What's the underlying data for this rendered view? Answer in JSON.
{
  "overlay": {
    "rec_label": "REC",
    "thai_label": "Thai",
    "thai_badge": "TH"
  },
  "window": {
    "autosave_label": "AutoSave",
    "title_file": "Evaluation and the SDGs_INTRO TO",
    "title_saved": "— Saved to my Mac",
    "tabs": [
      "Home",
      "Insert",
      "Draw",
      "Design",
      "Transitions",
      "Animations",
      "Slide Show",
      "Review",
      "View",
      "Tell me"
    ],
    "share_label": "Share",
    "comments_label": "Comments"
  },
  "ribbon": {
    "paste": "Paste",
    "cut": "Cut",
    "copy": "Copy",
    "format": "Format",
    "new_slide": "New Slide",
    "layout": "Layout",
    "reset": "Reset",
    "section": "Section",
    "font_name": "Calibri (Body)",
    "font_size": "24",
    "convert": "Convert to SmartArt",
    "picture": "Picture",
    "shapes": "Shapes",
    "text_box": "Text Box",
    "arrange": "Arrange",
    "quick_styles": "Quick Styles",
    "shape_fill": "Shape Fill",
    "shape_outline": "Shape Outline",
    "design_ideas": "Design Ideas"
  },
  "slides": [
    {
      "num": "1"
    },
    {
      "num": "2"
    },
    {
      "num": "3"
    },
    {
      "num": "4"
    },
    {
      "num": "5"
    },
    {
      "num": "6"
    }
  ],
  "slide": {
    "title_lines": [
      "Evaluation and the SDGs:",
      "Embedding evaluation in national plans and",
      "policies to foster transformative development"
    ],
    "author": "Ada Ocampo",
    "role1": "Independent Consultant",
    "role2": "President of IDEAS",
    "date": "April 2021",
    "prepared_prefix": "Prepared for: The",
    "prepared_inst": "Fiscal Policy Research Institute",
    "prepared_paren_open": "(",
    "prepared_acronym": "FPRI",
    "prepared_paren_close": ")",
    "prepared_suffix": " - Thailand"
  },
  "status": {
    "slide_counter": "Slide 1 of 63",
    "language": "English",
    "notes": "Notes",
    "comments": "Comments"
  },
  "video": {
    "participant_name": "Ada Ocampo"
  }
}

= What is expected =
Word for word, write out the data.

= Correct answer =
What's the underlying data for this rendered view? Answer in JSON.
{
  "overlay": {
    "rec_label": "REC",
    "thai_label": "Thai",
    "thai_badge": "TH"
  },
  "window": {
    "autosave_label": "AutoSave",
    "title_file": "Evaluation and the SDGs_INTRO TO",
    "title_saved": "— Saved to my Mac",
    "tabs": [
      "Home",
      "Insert",
      "Draw",
      "Design",
      "Transitions",
      "Animations",
      "Slide Show",
      "Review",
      "View",
      "Tell me"
    ],
    "share_label": "Share",
    "comments_label": "Comments"
  },
  "ribbon": {
    "paste": "Paste",
    "cut": "Cut",
    "copy": "Copy",
    "format": "Format",
    "new_slide": "New Slide",
    "layout": "Layout",
    "reset": "Reset",
    "section": "Section",
    "font_name": "Calibri (Body)",
    "font_size": "24",
    "convert": "Convert to SmartArt",
    "picture": "Picture",
    "shapes": "Shapes",
    "text_box": "Text Box",
    "arrange": "Arrange",
    "quick_styles": "Quick Styles",
    "shape_fill": "Shape Fill",
    "shape_outline": "Shape Outline",
    "design_ideas": "Design Ideas"
  },
  "slides": [
    {
      "num": "1"
    },
    {
      "num": "2"
    },
    {
      "num": "3"
    },
    {
      "num": "4"
    },
    {
      "num": "5"
    },
    {
      "num": "6"
    }
  ],
  "slide": {
    "title_lines": [
      "Evaluation and the SDGs:",
      "Embedding evaluation in national plans and",
      "policies to foster transformative development"
    ],
    "author": "Ada Ocampo",
    "role1": "Independent Consultant",
    "role2": "President of IDEAS",
    "date": "April 2021",
    "prepared_prefix": "Prepared for: The",
    "prepared_inst": "Fiscal Policy Research Institute",
    "prepared_paren_open": "(",
    "prepared_acronym": "FPRI",
    "prepared_paren_close": ")",
    "prepared_suffix": " - Thailand"
  },
  "status": {
    "slide_counter": "Slide 1 of 63",
    "language": "English",
    "notes": "Notes",
    "comments": "Comments"
  },
  "video": {
    "participant_name": "Ada Ocampo"
  }
}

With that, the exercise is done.